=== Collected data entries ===
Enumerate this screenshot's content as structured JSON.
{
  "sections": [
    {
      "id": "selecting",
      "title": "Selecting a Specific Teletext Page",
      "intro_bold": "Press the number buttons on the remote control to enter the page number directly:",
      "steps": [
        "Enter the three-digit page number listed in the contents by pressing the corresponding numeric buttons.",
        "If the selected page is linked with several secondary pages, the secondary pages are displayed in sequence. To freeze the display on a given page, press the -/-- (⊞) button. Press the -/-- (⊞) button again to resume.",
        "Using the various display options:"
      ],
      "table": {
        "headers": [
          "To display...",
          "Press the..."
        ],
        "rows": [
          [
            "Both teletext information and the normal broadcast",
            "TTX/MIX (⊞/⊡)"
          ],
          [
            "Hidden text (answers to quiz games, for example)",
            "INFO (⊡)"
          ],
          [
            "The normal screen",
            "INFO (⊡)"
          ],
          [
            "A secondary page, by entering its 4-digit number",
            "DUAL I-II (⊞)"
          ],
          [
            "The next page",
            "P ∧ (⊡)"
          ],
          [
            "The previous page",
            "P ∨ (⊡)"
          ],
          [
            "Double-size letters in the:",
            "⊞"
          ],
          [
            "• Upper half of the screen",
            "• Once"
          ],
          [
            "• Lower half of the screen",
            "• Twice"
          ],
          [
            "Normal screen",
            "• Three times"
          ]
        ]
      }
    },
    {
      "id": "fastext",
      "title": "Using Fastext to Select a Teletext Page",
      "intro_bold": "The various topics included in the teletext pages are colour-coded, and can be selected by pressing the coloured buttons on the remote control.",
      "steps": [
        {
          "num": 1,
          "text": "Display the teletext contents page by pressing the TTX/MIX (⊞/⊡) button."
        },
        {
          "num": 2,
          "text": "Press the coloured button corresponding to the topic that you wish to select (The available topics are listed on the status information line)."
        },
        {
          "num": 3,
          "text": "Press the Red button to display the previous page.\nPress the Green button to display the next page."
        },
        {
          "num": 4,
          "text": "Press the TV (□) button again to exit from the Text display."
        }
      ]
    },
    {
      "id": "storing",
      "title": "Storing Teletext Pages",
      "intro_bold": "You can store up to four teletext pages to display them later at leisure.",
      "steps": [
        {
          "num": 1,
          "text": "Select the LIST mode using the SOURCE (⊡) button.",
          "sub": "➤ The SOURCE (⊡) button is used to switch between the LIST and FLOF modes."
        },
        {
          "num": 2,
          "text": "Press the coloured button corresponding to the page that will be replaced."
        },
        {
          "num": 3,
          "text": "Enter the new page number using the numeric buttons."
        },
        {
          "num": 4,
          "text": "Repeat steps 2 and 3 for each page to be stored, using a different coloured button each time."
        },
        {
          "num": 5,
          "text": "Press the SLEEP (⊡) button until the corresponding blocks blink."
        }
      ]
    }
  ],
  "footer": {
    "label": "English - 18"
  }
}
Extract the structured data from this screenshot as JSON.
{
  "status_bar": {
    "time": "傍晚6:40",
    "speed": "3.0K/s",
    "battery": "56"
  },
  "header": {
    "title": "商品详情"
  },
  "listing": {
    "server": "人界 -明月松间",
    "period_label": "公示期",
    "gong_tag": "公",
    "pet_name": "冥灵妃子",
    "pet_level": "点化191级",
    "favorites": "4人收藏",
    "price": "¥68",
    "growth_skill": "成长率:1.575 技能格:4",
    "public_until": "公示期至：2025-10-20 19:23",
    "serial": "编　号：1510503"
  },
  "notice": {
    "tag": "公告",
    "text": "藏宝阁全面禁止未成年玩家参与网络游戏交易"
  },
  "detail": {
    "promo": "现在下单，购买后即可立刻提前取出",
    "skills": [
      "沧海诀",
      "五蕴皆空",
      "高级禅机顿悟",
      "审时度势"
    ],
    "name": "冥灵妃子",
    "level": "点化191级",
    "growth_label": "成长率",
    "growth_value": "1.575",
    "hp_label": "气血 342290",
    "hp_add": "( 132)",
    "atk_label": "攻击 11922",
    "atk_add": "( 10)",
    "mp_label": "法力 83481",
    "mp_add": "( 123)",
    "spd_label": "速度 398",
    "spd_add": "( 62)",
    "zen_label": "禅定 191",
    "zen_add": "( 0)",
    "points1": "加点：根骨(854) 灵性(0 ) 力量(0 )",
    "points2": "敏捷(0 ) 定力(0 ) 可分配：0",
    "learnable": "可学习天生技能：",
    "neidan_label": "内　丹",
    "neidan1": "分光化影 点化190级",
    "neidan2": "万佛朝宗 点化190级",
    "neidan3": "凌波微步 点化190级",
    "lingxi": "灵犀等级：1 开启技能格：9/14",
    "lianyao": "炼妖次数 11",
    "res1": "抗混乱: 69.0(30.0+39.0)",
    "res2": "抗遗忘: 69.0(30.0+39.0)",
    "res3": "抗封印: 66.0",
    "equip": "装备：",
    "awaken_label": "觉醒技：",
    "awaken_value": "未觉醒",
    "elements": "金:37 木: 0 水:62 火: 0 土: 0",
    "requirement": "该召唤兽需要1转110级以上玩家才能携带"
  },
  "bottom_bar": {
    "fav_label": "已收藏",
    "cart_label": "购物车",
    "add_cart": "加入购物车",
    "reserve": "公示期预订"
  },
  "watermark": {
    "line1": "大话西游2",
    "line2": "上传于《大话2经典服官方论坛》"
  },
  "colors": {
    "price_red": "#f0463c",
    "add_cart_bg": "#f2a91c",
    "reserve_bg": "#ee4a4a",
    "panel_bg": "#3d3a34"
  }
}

=== TASK ===
Send back every record, precisely as written.

=== REPLY ===
Enumerate this screenshot's content as structured JSON.
{
  "sections": [
    {
      "id": "selecting",
      "title": "Selecting a Specific Teletext Page",
      "intro_bold": "Press the number buttons on the remote control to enter the page number directly:",
      "steps": [
        "Enter the three-digit page number listed in the contents by pressing the corresponding numeric buttons.",
        "If the selected page is linked with several secondary pages, the secondary pages are displayed in sequence. To freeze the display on a given page, press the -/-- (⊞) button. Press the -/-- (⊞) button again to resume.",
        "Using the various display options:"
      ],
      "table": {
        "headers": [
          "To display...",
          "Press the..."
        ],
        "rows": [
          [
            "Both teletext information and the normal broadcast",
            "TTX/MIX (⊞/⊡)"
          ],
          [
            "Hidden text (answers to quiz games, for example)",
            "INFO (⊡)"
          ],
          [
            "The normal screen",
            "INFO (⊡)"
          ],
          [
            "A secondary page, by entering its 4-digit number",
            "DUAL I-II (⊞)"
          ],
          [
            "The next page",
            "P ∧ (⊡)"
          ],
          [
            "The previous page",
            "P ∨ (⊡)"
          ],
          [
            "Double-size letters in the:",
            "⊞"
          ],
          [
            "• Upper half of the screen",
            "• Once"
          ],
          [
            "• Lower half of the screen",
            "• Twice"
          ],
          [
            "Normal screen",
            "• Three times"
          ]
        ]
      }
    },
    {
      "id": "fastext",
      "title": "Using Fastext to Select a Teletext Page",
      "intro_bold": "The various topics included in the teletext pages are colour-coded, and can be selected by pressing the coloured buttons on the remote control.",
      "steps": [
        {
          "num": 1,
          "text": "Display the teletext contents page by pressing the TTX/MIX (⊞/⊡) button."
        },
        {
          "num": 2,
          "text": "Press the coloured button corresponding to the topic that you wish to select (The available topics are listed on the status information line)."
        },
        {
          "num": 3,
          "text": "Press the Red button to display the previous page.\nPress the Green button to display the next page."
        },
        {
          "num": 4,
          "text": "Press the TV (□) button again to exit from the Text display."
        }
      ]
    },
    {
      "id": "storing",
      "title": "Storing Teletext Pages",
      "intro_bold": "You can store up to four teletext pages to display them later at leisure.",
      "steps": [
        {
          "num": 1,
          "text": "Select the LIST mode using the SOURCE (⊡) button.",
          "sub": "➤ The SOURCE (⊡) button is used to switch between the LIST and FLOF modes."
        },
        {
          "num": 2,
          "text": "Press the coloured button corresponding to the page that will be replaced."
        },
        {
          "num": 3,
          "text": "Enter the new page number using the numeric buttons."
        },
        {
          "num": 4,
          "text": "Repeat steps 2 and 3 for each page to be stored, using a different coloured button each time."
        },
        {
          "num": 5,
          "text": "Press the SLEEP (⊡) button until the corresponding blocks blink."
        }
      ]
    }
  ],
  "footer": {
    "label": "English - 18"
  }
}
Extract the structured data from this screenshot as JSON.
{
  "status_bar": {
    "time": "傍晚6:40",
    "speed": "3.0K/s",
    "battery": "56"
  },
  "header": {
    "title": "商品详情"
  },
  "listing": {
    "server": "人界 -明月松间",
    "period_label": "公示期",
    "gong_tag": "公",
    "pet_name": "冥灵妃子",
    "pet_level": "点化191级",
    "favorites": "4人收藏",
    "price": "¥68",
    "growth_skill": "成长率:1.575 技能格:4",
    "public_until": "公示期至：2025-10-20 19:23",
    "serial": "编　号：1510503"
  },
  "notice": {
    "tag": "公告",
    "text": "藏宝阁全面禁止未成年玩家参与网络游戏交易"
  },
  "detail": {
    "promo": "现在下单，购买后即可立刻提前取出",
    "skills": [
      "沧海诀",
      "五蕴皆空",
      "高级禅机顿悟",
      "审时度势"
    ],
    "name": "冥灵妃子",
    "level": "点化191级",
    "growth_label": "成长率",
    "growth_value": "1.575",
    "hp_label": "气血 342290",
    "hp_add": "( 132)",
    "atk_label": "攻击 11922",
    "atk_add": "( 10)",
    "mp_label": "法力 83481",
    "mp_add": "( 123)",
    "spd_label": "速度 398",
    "spd_add": "( 62)",
    "zen_label": "禅定 191",
    "zen_add": "( 0)",
    "points1": "加点：根骨(854) 灵性(0 ) 力量(0 )",
    "points2": "敏捷(0 ) 定力(0 ) 可分配：0",
    "learnable": "可学习天生技能：",
    "neidan_label": "内　丹",
    "neidan1": "分光化影 点化190级",
    "neidan2": "万佛朝宗 点化190级",
    "neidan3": "凌波微步 点化190级",
    "lingxi": "灵犀等级：1 开启技能格：9/14",
    "lianyao": "炼妖次数 11",
    "res1": "抗混乱: 69.0(30.0+39.0)",
    "res2": "抗遗忘: 69.0(30.0+39.0)",
    "res3": "抗封印: 66.0",
    "equip": "装备：",
    "awaken_label": "觉醒技：",
    "awaken_value": "未觉醒",
    "elements": "金:37 木: 0 水:62 火: 0 土: 0",
    "requirement": "该召唤兽需要1转110级以上玩家才能携带"
  },
  "bottom_bar": {
    "fav_label": "已收藏",
    "cart_label": "购物车",
    "add_cart": "加入购物车",
    "reserve": "公示期预订"
  },
  "watermark": {
    "line1": "大话西游2",
    "line2": "上传于《大话2经典服官方论坛》"
  },
  "colors": {
    "price_red": "#f0463c",
    "add_cart_bg": "#f2a91c",
    "reserve_bg": "#ee4a4a",
    "panel_bg": "#3d3a34"
  }
}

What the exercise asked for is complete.